→ **Task material**

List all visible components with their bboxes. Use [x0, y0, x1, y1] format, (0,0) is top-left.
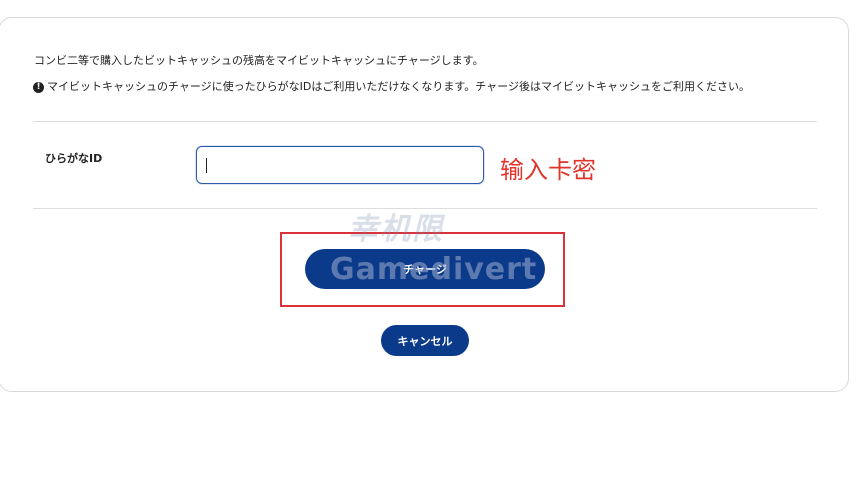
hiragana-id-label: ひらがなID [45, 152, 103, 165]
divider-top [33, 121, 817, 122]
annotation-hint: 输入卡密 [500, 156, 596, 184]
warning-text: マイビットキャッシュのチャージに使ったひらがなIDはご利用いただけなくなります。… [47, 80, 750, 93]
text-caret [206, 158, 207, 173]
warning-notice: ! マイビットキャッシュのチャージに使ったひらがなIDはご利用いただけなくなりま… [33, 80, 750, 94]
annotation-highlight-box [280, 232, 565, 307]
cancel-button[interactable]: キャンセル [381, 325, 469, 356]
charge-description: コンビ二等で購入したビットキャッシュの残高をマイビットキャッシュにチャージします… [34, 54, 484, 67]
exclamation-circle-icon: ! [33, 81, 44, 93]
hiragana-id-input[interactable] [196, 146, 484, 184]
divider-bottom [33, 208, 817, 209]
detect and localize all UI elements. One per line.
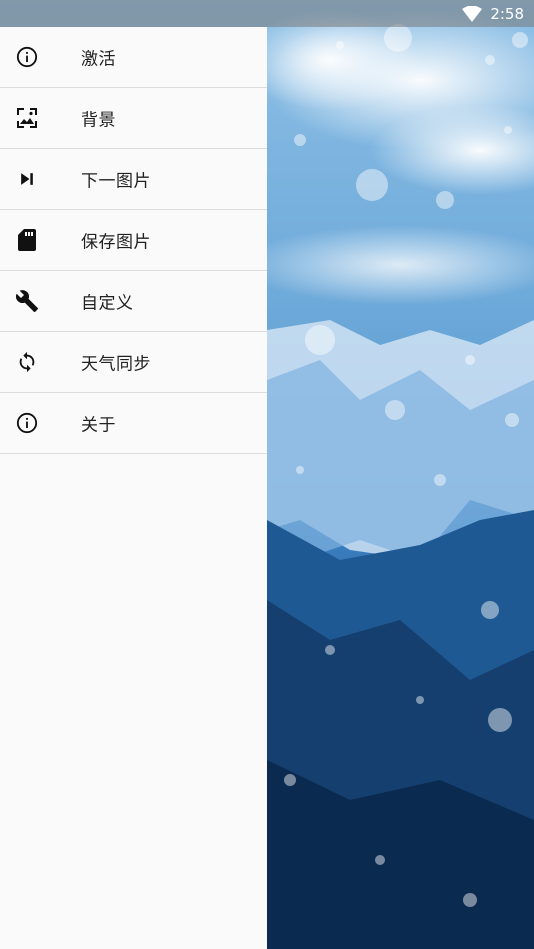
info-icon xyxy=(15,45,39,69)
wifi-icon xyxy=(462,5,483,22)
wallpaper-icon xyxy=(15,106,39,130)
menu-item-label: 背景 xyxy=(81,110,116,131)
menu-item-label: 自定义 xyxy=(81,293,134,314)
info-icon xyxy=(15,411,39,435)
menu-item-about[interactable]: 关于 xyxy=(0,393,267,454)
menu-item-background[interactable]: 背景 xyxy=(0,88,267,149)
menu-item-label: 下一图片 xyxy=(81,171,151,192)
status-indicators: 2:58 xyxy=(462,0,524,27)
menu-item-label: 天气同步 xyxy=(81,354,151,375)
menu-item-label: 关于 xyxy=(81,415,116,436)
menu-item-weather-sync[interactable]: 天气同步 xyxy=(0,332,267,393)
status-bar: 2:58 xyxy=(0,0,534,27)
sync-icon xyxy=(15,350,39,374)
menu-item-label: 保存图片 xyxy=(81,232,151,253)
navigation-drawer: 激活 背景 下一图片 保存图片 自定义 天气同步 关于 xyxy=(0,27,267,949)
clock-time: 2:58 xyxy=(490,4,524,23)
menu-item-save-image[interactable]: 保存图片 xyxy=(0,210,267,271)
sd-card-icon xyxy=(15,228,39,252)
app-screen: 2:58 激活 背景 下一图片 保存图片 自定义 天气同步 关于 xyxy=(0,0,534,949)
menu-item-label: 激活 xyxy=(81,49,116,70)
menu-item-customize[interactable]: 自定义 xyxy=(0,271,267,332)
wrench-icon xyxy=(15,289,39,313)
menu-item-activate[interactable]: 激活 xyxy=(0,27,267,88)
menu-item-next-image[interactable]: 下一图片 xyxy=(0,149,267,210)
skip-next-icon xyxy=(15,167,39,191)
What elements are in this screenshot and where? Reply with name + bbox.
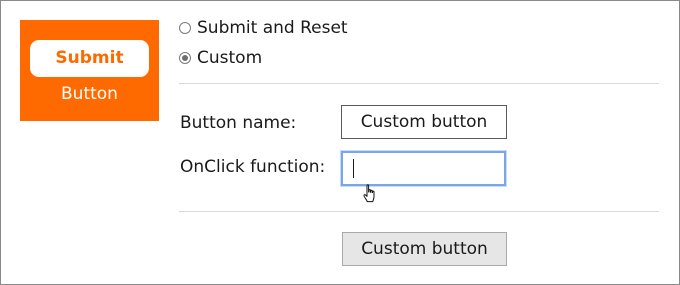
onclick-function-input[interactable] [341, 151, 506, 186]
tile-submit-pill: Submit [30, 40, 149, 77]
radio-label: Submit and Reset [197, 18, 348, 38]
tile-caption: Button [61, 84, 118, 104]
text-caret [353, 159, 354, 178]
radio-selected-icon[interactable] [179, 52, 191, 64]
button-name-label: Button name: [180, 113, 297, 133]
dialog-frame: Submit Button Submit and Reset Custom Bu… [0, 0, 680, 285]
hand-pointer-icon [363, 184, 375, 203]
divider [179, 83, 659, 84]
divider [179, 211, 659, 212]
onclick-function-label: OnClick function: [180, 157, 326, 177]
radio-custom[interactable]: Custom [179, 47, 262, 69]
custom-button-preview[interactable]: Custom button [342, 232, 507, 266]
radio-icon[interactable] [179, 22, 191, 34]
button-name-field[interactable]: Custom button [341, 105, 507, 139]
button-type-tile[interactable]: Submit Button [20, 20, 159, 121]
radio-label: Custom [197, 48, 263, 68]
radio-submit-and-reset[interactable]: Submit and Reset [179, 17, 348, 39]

→ **Set task**
Could you substitute "radio-text" for "radio-label" everywhere in the listing above and give it back with everything else unchanged and the pictures left out?

→ **Response**
List all visible components with their bboxes. Use [x0, y0, x1, y1] format, (0,0) is top-left.
hiragana-id-label: ひらがなID [45, 152, 103, 165]
divider-top [33, 121, 817, 122]
annotation-hint: 输入卡密 [500, 156, 596, 184]
warning-text: マイビットキャッシュのチャージに使ったひらがなIDはご利用いただけなくなります。… [47, 80, 750, 93]
text-caret [206, 158, 207, 173]
warning-notice: ! マイビットキャッシュのチャージに使ったひらがなIDはご利用いただけなくなりま… [33, 80, 750, 94]
annotation-highlight-box [280, 232, 565, 307]
cancel-button[interactable]: キャンセル [381, 325, 469, 356]
charge-description: コンビ二等で購入したビットキャッシュの残高をマイビットキャッシュにチャージします… [34, 54, 484, 67]
exclamation-circle-icon: ! [33, 81, 44, 93]
hiragana-id-input[interactable] [196, 146, 484, 184]
divider-bottom [33, 208, 817, 209]
detect and localize all UI elements. One per line.
info-icon xyxy=(15,45,39,69)
wifi-icon xyxy=(462,5,483,22)
wallpaper-icon xyxy=(15,106,39,130)
menu-item-label: 背景 xyxy=(81,110,116,131)
menu-item-label: 自定义 xyxy=(81,293,134,314)
info-icon xyxy=(15,411,39,435)
menu-item-about[interactable]: 关于 xyxy=(0,393,267,454)
menu-item-background[interactable]: 背景 xyxy=(0,88,267,149)
menu-item-label: 下一图片 xyxy=(81,171,151,192)
status-indicators: 2:58 xyxy=(462,0,524,27)
menu-item-label: 天气同步 xyxy=(81,354,151,375)
menu-item-label: 关于 xyxy=(81,415,116,436)
menu-item-weather-sync[interactable]: 天气同步 xyxy=(0,332,267,393)
status-bar: 2:58 xyxy=(0,0,534,27)
sync-icon xyxy=(15,350,39,374)
menu-item-label: 保存图片 xyxy=(81,232,151,253)
navigation-drawer: 激活 背景 下一图片 保存图片 自定义 天气同步 关于 xyxy=(0,27,267,949)
clock-time: 2:58 xyxy=(490,4,524,23)
menu-item-save-image[interactable]: 保存图片 xyxy=(0,210,267,271)
sd-card-icon xyxy=(15,228,39,252)
app-screen: 2:58 激活 背景 下一图片 保存图片 自定义 天气同步 关于 xyxy=(0,0,534,949)
menu-item-label: 激活 xyxy=(81,49,116,70)
menu-item-customize[interactable]: 自定义 xyxy=(0,271,267,332)
wrench-icon xyxy=(15,289,39,313)
menu-item-activate[interactable]: 激活 xyxy=(0,27,267,88)
menu-item-next-image[interactable]: 下一图片 xyxy=(0,149,267,210)
skip-next-icon xyxy=(15,167,39,191)
What elements are in this screenshot and where? Reply with name + bbox.
onclick-function-input[interactable] [341, 151, 506, 186]
tile-submit-pill: Submit [30, 40, 149, 77]
radio-text: Submit and Reset [197, 18, 348, 38]
tile-caption: Button [61, 84, 118, 104]
text-caret [353, 159, 354, 178]
radio-selected-icon[interactable] [179, 52, 191, 64]
button-name-label: Button name: [180, 113, 297, 133]
dialog-frame: Submit Button Submit and Reset Custom Bu… [0, 0, 680, 285]
hand-pointer-icon [363, 184, 375, 203]
divider [179, 83, 659, 84]
divider [179, 211, 659, 212]
onclick-function-label: OnClick function: [180, 157, 326, 177]
radio-custom[interactable]: Custom [179, 47, 262, 69]
custom-button-preview[interactable]: Custom button [342, 232, 507, 266]
radio-icon[interactable] [179, 22, 191, 34]
button-name-field[interactable]: Custom button [341, 105, 507, 139]
button-type-tile[interactable]: Submit Button [20, 20, 159, 121]
radio-text: Custom [197, 48, 263, 68]
radio-submit-and-reset[interactable]: Submit and Reset [179, 17, 348, 39]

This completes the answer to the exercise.